▶ _GIVEN INSTRUCTION_
Pull out every line of the listing below where "Hans" appears.

(Stored items)
+ + + + +

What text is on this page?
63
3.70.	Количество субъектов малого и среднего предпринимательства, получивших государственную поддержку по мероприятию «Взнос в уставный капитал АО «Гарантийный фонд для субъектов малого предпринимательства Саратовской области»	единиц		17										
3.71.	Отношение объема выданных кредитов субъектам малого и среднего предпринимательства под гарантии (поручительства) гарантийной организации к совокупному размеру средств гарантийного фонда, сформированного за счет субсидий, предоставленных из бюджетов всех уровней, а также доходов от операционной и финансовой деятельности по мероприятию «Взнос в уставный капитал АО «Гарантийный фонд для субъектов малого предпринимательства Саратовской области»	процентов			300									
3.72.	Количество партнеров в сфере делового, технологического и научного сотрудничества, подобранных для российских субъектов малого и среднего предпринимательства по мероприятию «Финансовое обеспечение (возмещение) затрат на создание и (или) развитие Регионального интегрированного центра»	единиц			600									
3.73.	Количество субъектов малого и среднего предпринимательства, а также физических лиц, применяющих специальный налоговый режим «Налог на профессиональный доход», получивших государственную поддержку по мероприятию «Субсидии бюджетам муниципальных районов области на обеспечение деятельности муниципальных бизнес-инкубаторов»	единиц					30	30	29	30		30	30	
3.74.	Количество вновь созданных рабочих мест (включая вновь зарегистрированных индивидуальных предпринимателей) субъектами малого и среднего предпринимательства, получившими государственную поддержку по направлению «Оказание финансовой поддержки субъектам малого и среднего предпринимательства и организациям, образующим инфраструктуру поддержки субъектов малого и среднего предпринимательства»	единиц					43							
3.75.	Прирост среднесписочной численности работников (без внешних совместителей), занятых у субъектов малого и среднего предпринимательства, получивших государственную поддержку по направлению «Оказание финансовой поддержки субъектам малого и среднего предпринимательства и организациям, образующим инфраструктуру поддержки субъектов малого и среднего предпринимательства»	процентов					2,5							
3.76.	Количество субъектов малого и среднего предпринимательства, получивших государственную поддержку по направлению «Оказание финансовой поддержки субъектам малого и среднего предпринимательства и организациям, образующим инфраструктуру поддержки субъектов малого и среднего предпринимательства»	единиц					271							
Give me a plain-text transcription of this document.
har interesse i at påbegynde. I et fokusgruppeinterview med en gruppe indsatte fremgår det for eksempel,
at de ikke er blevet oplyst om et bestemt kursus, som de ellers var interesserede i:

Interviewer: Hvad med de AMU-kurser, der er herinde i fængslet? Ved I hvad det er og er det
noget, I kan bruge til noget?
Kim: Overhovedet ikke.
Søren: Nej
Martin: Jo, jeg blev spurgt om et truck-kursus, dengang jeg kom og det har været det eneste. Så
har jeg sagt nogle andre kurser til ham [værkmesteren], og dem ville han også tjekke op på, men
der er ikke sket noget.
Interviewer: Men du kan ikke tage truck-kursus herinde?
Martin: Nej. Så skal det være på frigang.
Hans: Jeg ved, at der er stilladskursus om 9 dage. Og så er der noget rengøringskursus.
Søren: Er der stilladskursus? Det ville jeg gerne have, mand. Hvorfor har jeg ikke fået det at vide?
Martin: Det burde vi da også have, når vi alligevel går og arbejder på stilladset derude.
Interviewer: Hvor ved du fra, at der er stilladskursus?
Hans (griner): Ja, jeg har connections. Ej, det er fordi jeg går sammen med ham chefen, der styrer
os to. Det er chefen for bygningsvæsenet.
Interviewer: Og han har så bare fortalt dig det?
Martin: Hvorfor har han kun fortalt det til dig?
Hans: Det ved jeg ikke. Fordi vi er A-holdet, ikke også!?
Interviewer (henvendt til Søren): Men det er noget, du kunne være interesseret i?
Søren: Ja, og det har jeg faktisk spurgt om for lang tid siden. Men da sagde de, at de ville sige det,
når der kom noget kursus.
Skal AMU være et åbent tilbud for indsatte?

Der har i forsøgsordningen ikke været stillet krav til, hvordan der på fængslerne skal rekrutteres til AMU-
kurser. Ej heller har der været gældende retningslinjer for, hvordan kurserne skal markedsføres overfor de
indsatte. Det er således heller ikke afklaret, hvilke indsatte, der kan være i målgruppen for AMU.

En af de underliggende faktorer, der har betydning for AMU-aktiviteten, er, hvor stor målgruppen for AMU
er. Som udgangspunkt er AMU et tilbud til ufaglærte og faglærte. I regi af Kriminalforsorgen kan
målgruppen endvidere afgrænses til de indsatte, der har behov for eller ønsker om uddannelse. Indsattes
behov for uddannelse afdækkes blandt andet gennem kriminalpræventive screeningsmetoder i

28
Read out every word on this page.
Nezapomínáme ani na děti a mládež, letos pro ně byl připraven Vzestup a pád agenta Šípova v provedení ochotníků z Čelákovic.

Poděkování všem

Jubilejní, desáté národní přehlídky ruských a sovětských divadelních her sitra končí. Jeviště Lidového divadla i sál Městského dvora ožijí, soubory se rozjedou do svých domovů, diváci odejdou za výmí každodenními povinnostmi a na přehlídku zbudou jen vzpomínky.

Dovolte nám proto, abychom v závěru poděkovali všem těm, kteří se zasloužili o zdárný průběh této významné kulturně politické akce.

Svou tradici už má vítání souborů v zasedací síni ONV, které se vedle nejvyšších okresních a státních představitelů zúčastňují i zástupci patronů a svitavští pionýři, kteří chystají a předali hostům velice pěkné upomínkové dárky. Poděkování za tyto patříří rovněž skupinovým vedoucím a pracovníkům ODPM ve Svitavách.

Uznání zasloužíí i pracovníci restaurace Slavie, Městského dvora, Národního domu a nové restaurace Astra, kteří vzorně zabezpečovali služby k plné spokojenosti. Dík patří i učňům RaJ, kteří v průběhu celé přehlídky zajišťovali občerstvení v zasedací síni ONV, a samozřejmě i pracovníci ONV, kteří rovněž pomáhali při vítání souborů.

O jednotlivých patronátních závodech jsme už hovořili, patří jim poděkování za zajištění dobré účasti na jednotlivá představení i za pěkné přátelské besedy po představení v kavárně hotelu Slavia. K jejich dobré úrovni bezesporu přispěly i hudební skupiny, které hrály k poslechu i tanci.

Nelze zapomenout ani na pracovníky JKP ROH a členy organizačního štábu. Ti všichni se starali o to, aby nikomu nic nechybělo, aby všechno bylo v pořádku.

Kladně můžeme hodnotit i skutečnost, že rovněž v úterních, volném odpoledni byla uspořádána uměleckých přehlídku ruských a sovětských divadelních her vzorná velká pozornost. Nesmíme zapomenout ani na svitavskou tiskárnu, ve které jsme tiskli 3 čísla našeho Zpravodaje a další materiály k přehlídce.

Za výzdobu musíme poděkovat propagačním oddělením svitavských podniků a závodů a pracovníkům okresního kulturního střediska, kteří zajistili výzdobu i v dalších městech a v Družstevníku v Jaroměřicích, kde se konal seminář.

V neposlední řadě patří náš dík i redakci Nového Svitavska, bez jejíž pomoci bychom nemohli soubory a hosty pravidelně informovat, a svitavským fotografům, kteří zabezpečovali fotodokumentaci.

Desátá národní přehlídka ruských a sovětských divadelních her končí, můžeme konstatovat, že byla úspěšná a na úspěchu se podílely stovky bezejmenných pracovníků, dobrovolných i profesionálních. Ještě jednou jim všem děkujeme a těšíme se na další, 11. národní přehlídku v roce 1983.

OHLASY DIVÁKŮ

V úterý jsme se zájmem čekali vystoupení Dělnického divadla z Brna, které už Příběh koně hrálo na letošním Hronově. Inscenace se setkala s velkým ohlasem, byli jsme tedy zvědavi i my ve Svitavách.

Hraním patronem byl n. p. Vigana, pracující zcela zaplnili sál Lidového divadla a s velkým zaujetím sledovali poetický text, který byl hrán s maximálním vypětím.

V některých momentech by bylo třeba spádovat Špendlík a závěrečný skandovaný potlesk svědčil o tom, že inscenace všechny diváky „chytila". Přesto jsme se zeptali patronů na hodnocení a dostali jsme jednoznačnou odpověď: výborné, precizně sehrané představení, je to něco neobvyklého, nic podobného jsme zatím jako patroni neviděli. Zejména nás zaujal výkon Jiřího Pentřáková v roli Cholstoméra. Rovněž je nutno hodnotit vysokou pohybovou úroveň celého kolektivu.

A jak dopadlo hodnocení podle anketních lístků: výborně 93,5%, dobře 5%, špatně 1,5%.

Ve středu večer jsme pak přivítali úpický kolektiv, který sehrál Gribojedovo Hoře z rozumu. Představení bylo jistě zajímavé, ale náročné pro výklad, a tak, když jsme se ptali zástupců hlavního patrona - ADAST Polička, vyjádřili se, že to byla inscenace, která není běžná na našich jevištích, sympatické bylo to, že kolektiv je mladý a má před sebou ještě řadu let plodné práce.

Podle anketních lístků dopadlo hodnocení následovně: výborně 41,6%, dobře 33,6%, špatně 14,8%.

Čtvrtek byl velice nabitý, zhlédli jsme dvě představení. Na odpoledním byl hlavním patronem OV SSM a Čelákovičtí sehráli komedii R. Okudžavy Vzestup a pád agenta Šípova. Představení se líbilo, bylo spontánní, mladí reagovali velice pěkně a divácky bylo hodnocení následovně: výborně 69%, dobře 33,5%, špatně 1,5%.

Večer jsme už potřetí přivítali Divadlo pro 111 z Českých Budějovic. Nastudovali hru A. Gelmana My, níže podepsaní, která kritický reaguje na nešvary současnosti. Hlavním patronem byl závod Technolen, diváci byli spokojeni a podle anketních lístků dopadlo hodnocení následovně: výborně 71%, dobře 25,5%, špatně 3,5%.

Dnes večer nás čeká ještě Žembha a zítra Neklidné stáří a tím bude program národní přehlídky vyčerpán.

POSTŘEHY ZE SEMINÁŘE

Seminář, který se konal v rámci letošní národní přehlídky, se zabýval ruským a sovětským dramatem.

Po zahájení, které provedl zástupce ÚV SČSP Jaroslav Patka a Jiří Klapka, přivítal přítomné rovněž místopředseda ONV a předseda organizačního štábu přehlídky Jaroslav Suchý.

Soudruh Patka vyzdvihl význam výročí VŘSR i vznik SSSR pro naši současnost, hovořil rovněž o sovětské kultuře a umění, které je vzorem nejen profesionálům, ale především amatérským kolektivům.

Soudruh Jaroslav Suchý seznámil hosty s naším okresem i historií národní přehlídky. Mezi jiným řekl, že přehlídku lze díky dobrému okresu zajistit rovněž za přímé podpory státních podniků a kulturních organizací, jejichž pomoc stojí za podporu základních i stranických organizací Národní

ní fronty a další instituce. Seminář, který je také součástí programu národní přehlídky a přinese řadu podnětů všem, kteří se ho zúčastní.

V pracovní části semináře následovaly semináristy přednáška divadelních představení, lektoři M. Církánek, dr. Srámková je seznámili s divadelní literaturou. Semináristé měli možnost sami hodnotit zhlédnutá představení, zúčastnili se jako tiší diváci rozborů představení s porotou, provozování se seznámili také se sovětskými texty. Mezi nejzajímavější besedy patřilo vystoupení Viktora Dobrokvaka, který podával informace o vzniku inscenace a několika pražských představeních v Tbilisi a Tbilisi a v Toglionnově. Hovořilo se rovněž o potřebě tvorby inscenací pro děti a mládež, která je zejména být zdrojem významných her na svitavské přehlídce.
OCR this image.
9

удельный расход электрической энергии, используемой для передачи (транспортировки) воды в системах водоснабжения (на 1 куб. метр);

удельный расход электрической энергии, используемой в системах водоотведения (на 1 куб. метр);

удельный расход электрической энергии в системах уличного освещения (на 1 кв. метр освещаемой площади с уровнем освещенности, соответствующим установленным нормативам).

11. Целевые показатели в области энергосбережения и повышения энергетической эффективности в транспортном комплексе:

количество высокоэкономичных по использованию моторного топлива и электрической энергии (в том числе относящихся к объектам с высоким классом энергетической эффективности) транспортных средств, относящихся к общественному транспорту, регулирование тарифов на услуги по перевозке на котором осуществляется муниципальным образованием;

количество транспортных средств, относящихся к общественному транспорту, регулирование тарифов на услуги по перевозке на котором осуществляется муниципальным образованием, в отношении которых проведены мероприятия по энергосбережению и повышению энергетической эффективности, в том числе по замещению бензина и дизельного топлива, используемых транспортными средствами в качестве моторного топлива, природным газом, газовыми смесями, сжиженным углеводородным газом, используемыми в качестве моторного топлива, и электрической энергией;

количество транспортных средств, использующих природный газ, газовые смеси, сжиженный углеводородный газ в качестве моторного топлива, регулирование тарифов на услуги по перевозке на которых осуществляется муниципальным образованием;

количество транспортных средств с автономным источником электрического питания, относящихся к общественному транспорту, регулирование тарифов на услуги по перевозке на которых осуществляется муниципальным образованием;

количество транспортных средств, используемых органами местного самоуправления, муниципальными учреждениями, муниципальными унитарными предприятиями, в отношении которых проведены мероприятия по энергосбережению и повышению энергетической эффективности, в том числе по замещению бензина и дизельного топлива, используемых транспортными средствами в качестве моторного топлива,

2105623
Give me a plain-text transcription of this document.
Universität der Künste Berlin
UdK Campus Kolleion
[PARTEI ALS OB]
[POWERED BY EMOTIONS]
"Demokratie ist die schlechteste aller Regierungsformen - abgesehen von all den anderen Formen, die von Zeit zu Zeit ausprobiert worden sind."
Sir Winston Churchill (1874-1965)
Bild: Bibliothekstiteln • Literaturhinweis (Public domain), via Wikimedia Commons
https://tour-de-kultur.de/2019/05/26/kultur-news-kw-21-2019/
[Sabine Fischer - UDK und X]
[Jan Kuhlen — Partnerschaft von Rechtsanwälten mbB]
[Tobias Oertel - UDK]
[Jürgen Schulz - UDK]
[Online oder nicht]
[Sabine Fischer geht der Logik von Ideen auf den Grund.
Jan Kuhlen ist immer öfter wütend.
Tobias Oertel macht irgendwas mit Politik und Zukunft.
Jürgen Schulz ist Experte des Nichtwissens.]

+ + + + +

▶ _SOLUTION_
Hans: Jeg ved, at der er stilladskursus om 9 dage. Og så er der noget rengøringskursus.
Hans (griner): Ja, jeg har connections. Ej, det er fordi jeg går sammen med ham chefen, der styrer
Hans: Det ved jeg ikke. Fordi vi er A-holdet, ikke også!?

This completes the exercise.